>> Start Data entries

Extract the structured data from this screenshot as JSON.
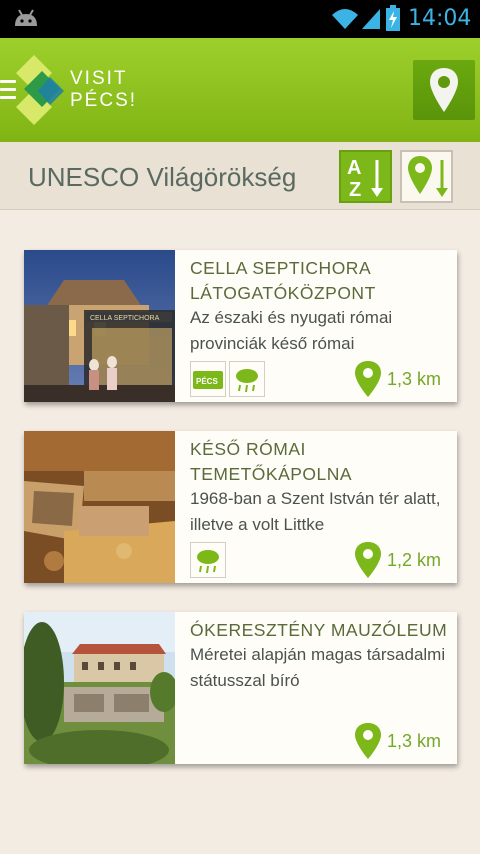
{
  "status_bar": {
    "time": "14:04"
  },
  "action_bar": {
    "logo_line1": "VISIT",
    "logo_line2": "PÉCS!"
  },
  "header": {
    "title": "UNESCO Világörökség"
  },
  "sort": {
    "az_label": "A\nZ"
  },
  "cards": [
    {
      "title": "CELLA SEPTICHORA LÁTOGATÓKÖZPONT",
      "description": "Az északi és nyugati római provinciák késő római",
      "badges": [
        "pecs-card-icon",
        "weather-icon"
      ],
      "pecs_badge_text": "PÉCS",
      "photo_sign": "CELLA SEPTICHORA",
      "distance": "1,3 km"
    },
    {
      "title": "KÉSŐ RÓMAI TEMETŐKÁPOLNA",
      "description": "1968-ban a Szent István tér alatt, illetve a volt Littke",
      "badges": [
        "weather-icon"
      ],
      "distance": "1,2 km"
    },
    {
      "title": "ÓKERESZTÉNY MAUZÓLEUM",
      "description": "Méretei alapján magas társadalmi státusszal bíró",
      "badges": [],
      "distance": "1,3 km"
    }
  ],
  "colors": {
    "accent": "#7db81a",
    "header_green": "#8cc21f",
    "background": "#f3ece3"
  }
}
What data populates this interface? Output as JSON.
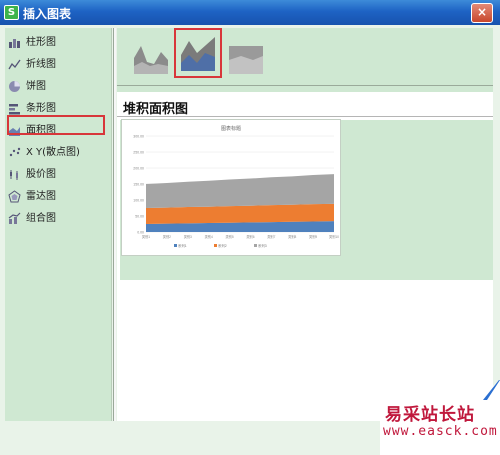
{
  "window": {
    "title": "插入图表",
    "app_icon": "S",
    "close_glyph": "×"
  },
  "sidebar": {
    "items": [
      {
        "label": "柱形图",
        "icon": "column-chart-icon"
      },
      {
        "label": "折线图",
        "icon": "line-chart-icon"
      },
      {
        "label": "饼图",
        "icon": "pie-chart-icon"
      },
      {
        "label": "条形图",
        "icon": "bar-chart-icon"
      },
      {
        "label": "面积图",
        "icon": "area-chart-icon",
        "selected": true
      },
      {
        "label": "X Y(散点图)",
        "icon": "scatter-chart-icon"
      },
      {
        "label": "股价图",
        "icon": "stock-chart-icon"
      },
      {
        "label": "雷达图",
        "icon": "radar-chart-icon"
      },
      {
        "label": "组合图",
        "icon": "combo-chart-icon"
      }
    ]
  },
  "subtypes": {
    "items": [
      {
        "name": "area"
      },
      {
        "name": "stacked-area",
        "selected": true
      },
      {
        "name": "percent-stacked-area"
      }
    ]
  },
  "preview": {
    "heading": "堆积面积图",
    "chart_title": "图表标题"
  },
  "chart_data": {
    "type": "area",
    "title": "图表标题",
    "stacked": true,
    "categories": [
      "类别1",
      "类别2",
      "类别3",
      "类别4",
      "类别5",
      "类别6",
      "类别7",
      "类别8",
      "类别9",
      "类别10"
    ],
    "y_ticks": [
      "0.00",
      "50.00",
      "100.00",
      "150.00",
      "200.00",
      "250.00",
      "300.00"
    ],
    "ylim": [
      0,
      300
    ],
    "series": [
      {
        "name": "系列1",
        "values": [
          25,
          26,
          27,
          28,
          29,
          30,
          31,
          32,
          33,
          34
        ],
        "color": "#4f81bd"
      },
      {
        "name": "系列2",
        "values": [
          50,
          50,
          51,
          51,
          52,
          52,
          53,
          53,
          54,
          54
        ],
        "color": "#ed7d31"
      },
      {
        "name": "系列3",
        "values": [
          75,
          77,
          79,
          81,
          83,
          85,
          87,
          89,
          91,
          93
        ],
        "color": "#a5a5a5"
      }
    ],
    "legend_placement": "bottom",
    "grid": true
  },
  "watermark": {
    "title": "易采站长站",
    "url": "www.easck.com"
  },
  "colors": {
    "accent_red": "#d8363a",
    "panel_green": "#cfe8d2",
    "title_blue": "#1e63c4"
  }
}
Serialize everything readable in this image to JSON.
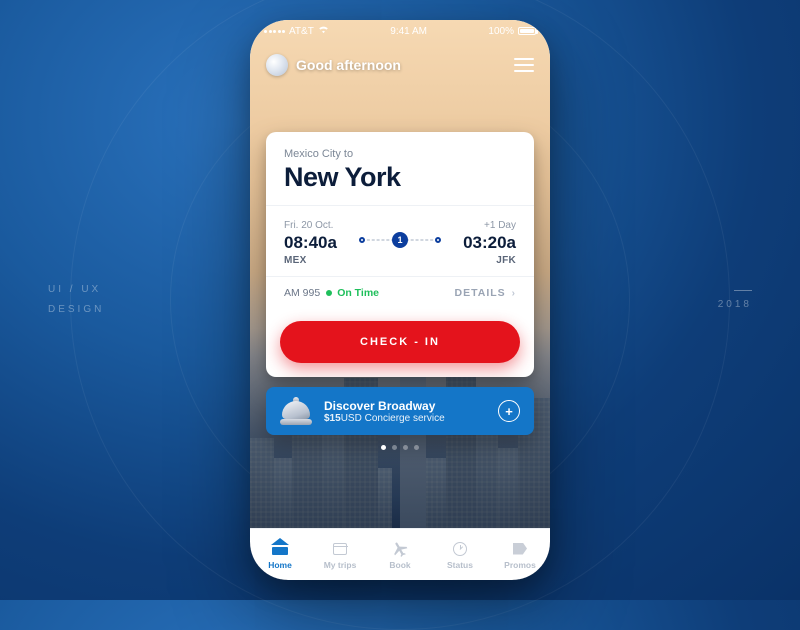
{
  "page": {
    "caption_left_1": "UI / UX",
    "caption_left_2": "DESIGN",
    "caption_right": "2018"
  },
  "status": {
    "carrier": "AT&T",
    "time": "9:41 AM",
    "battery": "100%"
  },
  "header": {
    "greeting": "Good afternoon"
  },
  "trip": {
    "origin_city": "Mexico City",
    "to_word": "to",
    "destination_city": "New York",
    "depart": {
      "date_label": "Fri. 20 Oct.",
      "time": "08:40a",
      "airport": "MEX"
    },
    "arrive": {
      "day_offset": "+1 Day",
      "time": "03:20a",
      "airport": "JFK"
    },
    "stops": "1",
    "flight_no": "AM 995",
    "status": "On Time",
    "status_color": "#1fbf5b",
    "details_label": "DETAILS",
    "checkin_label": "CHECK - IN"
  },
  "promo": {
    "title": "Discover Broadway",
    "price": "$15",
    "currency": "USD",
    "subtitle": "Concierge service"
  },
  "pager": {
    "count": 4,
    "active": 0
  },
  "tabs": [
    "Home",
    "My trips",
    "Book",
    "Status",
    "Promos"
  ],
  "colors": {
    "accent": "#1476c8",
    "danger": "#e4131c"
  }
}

>> End Data entries

_Stated exercise_:
Pick each line holding the word "description" out of the listing.

_Response for this exercise_:
      "description": "Az északi és nyugati római provinciák késő római",
      "description": "1968-ban a Szent István tér alatt, illetve a volt Littke",
      "description": "Méretei alapján magas társadalmi státusszal bíró",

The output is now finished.